To overcome these issues, a multi-analytic lateral-flow immunochromato-graphic assay (LFIA) device, the Simtomax® Blood Drop system, has been developed that is based upon the detection of both IgA and IgG anti-DGP and total IgA. In this study, this new CD-LFIA test was evaluated in a ward setting to determine its accuracy, sensitivity, and specificity as compared to the established laboratory serology assay.
MATERIALS AND METHODS
Patients visiting the gastroenterology adult outpatient clinic and the gastroenterology consultation ward in the pediatric department of the University Hospital of Geneva from April 2008 to December 2009 were prospectively enrolled in this study. Criteria for study inclusion were clinical symptoms suggestive of CD and/or first-degree relatives (FDR) of CD-confirmed patients (n = 66), and CD-confirmed patients on a gluten-free diet (n = 46). Written informed consent was obtained from all subjects prior to study participation. The study was carried out with approval from the local ethics committee board (University Hospital of Geneva application 07-217).
The diagnosis of CD was based on results of serologic enzyme-linked immunosorbent assay (ELISA) tests (described below) and small intestine mucosal biopsy examination.
The IgA and IgG anti-tTG QuantaLite™ ELISA tests from Inova Diagnostics (San Diego, CA, United States) were used to detect serum samples from all study participants. For both tests, concentrations > 30 U/mL were considered moderate to strongly positive for CD.
Total IgA was measured by the BNII nephelometer (Dade Behring Ltd., Milton Keynes, United Kingdom) according to the manufacturer’s protocol. Results were evaluated by referring to a standard curve and by using < 0.05 g/L as the cut-off point to identify IgA deficiency. For the study population, normal values ranged between 0.05 and 4.07 g/L, depending on the patient’s age.

◆ Assigned task A ◆
Answer these questions from the celiac test study:
(i) At which hospital were patients enrolled?
(ii) Above what concentration were the anti-tTG ELISA results treated as moderate to strongly positive?
(iii) What cut-off point was used to identify IgA deficiency?
◆ Assigned task B ◆
Proceed with the celiac test study, writing on from its final sentence.
The rows have no connection to the celiac test study.

◆ Raw data ◆
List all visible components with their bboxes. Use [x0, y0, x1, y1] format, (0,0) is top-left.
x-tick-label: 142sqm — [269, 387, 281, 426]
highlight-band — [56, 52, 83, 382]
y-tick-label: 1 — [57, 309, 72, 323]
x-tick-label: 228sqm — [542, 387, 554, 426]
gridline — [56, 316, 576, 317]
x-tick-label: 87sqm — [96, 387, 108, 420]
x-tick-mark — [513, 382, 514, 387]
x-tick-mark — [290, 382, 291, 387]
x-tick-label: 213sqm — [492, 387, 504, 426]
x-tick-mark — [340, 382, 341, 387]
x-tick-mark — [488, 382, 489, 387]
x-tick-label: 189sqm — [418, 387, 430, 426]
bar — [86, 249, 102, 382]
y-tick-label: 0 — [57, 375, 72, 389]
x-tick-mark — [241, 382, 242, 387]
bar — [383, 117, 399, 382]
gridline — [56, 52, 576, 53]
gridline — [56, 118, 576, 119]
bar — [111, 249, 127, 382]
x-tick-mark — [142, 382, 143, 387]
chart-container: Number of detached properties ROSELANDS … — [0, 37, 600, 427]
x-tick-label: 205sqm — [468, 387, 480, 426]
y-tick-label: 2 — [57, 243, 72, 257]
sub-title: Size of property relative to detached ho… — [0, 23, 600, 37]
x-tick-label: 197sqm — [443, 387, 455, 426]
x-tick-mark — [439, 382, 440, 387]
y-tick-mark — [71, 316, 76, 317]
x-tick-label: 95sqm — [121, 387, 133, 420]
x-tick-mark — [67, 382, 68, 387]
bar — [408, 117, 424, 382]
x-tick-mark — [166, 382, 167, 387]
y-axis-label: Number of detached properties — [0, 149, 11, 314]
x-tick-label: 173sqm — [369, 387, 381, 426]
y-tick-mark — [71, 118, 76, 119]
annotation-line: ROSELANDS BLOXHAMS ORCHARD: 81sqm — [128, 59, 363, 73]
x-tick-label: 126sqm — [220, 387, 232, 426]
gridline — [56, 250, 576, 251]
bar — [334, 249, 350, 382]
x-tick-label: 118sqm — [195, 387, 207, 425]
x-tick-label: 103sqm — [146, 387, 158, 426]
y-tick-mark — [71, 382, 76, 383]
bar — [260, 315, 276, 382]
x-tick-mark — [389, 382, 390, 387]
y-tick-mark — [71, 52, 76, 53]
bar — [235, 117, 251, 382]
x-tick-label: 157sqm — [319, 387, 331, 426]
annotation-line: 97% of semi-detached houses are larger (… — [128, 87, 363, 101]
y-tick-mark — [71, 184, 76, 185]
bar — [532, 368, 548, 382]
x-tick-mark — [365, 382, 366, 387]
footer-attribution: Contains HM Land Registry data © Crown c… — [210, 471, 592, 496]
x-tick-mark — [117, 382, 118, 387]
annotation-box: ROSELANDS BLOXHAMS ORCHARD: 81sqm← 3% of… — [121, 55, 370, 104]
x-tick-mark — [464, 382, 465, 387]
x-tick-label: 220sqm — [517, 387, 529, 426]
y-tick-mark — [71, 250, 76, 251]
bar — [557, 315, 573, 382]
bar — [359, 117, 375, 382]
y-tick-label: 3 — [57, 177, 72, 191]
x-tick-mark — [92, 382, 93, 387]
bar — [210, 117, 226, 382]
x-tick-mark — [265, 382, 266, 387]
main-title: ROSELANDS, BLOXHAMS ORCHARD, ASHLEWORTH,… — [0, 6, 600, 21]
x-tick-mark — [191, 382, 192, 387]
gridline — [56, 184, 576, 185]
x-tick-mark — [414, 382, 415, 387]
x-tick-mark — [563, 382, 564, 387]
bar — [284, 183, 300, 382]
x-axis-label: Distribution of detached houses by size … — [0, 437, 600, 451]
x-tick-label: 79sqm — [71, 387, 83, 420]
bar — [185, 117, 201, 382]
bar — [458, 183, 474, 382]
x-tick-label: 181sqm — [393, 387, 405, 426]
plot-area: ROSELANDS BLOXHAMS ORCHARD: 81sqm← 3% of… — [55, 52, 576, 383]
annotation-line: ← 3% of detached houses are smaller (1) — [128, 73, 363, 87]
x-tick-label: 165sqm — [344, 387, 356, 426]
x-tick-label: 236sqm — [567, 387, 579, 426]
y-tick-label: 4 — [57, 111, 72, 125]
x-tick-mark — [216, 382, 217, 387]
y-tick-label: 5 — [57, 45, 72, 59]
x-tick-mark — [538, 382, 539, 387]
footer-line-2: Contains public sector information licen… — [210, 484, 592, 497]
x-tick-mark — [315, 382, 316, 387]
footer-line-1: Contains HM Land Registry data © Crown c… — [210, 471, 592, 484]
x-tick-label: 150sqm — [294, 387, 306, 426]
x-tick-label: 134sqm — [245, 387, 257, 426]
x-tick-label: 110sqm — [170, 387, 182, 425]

◆ Written reply A ◆
(i) The University Hospital of Geneva.
(ii) Above 30 U/mL.
(iii) Below 0.05 g/L.

◆ Written reply B ◆
Small-bowel biopsies were obtained from all patients who tested positive by serology tests. The mucosal biopsy sections were analyzed by an experienced histopathologist, who assessed the following pathologic features of CD: villus atrophy, crypt hyperplasia, increased intraepithelial lymphocytes, and chronic inflammation in the lamina propria. The diagnosis of CD was subsequently confirmed according to the modified Oberhuber-Marsh classification system[12
Serum samples were collected from all study participants, stored at -20 °C, and tested in duplicate on the Simtomax®
Blood Drop system (Augurix SA, BioArk, Monthey, Switzerland). This CD-LFIA device was developed as an antigen direct sandwich assay capable of detecting both human IgA and IgG anti-DGP, as well as total IgA. A synthetic DGP conjugated to a carrier protein[7
] was attached to the device’s nitrocellulose membrane at the test line A position for detection of IgA and IgG anti-DGP. Mouse anti-human IgA was attached at the test line B position for detection of total IgA. In the test, secondary gold-conjugated antibodies bind to the patient’s antibodies to form detectable complexes that are captured by the test in lines A and B. The control line, CT, is formed by the interaction of nitrocellulose-attached goat anti-mouse antibodies with the secondary gold-conjugated antibodies. All the lines are formed in 10-15 min. A CD-positive test result was indicated by detection of both the CT and A lines. IgA deficiency was indicated by absence of the B line. Figure illustrates the device run with samples representative of the various diagnoses. Each sample was tested by two independent user-operators blinded to the subject’s histories and laboratory findings and each of whom performed the CD-LFIA interpretations twice on two independent devices.
Celiac disease lateral-flow immunochromatographic assay visual result interpretation. CT: Control line; A: Position for detection of IgA and IgG anti-DGP; B: Position for detection of total IgA; CD: Celiac disease; IgA: Immunoglobulin A.
The CD-LFIA test lines were semi-quantitatively evaluated by using the Rann colorimetric scale (British Biocell International, Cardiff, United Kingdom). A series of five pink/red lines with a colloidal gold solution of decreasing optical density were sprayed on a card, and yielded line intensities ranging from 10 (maximum line intensity) to 2 (weakest visible line). Accordingly, the cut-off value for a positive result was set at 2. Spiked celiac serum equivalent to the ELISA QuantaLite™ cut-off value was used to set the visual limit of detection.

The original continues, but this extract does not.